MATERIAL SUPPLIED ::
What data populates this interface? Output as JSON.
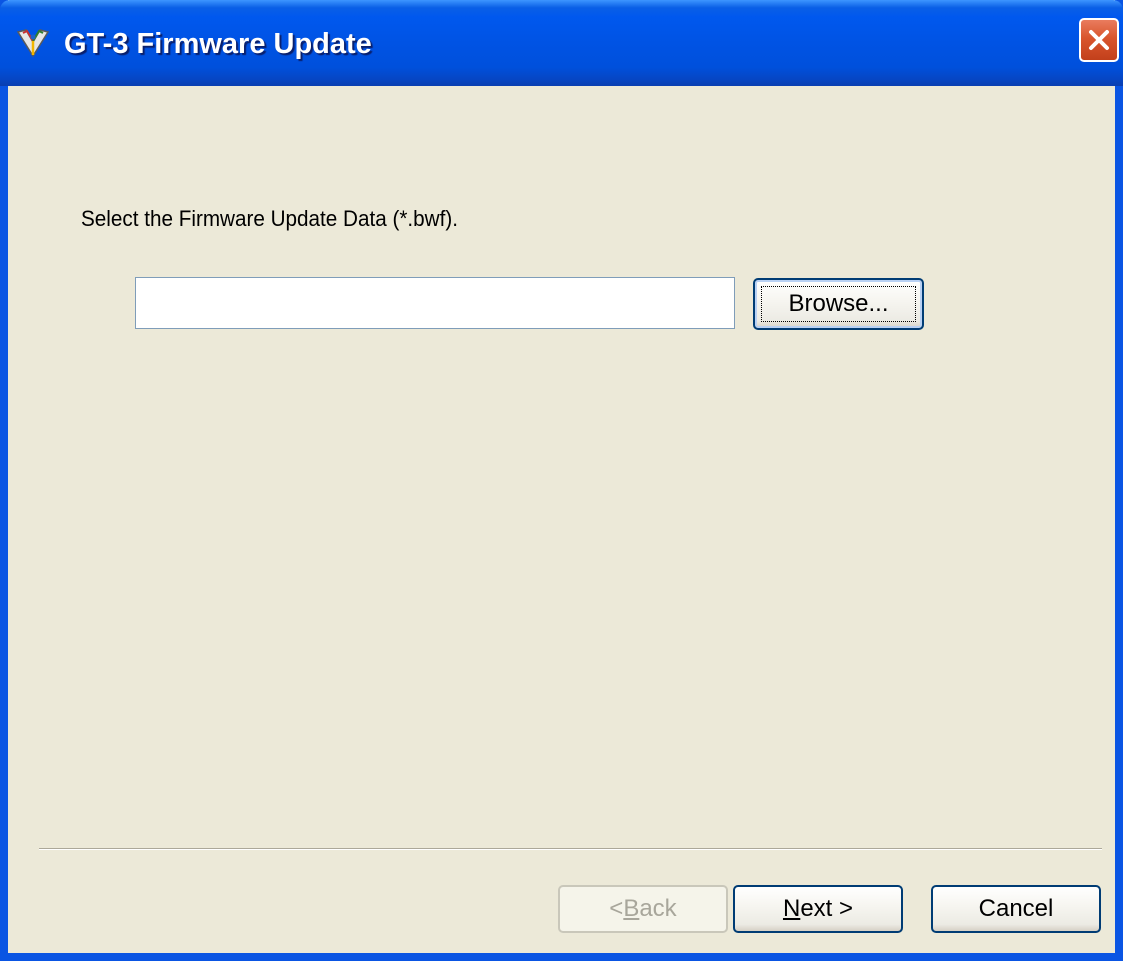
{
  "window": {
    "title": "GT-3 Firmware Update",
    "icon": "app-icon",
    "close_icon": "close-icon"
  },
  "content": {
    "instruction": "Select the Firmware Update Data (*.bwf).",
    "file_input": {
      "value": "",
      "placeholder": ""
    },
    "browse_label": "Browse..."
  },
  "footer": {
    "back": {
      "prefix": "< ",
      "accel": "B",
      "rest": "ack",
      "enabled": false
    },
    "next": {
      "accel": "N",
      "rest": "ext >"
    },
    "cancel_label": "Cancel"
  },
  "colors": {
    "titlebar": "#0053e4",
    "window_bg": "#ece9d8",
    "close_button": "#d9552d",
    "button_border": "#003c74",
    "disabled_text": "#a8a69b"
  }
}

PROBLEM TO WORK ON :: Output a faithful copy of the data, with each picture left out.

EXERCISE RESPONSE ::
What data populates this interface? Output as JSON.
{
  "window": {
    "title": "GT-3 Firmware Update",
    "icon": "app-icon",
    "close_icon": "close-icon"
  },
  "content": {
    "instruction": "Select the Firmware Update Data (*.bwf).",
    "file_input": {
      "value": "",
      "placeholder": ""
    },
    "browse_label": "Browse..."
  },
  "footer": {
    "back": {
      "prefix": "< ",
      "accel": "B",
      "rest": "ack",
      "enabled": false
    },
    "next": {
      "accel": "N",
      "rest": "ext >"
    },
    "cancel_label": "Cancel"
  },
  "colors": {
    "titlebar": "#0053e4",
    "window_bg": "#ece9d8",
    "close_button": "#d9552d",
    "button_border": "#003c74",
    "disabled_text": "#a8a69b"
  }
}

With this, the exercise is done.